__PROMPT__: Write out the lines as a numbered list, starting at the first line and ending at the line that contains "section-header[interactable]: Trigger: [0, 0, 593, 42]", with blank lines left out.

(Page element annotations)
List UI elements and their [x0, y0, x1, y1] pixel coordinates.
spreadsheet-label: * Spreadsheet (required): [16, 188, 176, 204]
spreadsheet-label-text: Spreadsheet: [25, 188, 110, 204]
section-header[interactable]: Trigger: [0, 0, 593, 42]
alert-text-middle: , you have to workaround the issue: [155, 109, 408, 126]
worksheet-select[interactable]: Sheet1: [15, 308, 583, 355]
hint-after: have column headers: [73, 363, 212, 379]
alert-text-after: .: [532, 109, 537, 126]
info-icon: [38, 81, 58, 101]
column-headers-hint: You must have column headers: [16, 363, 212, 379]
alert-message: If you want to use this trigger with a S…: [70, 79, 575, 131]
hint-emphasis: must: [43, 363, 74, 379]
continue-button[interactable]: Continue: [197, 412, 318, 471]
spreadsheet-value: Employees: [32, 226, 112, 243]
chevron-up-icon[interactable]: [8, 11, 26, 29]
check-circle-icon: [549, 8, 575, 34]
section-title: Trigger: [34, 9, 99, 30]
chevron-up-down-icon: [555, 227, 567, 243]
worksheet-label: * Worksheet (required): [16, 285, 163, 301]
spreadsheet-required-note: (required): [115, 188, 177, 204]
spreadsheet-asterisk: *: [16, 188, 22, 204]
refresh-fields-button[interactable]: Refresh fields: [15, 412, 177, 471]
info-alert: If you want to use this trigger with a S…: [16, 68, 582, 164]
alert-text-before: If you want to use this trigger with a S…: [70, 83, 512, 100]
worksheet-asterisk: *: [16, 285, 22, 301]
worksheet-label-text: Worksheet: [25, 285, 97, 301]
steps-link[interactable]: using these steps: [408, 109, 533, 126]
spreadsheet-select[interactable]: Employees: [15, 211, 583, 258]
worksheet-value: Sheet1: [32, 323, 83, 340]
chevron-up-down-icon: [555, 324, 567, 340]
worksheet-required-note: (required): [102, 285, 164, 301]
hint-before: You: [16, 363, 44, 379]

__WRITTEN RESPONSE__:
1. List UI elements and their [x0, y0, x1, y1] pixel coordinates.
2. spreadsheet-label: * Spreadsheet (required): [16, 188, 176, 204]
3. spreadsheet-label-text: Spreadsheet: [25, 188, 110, 204]
4. section-header[interactable]: Trigger: [0, 0, 593, 42]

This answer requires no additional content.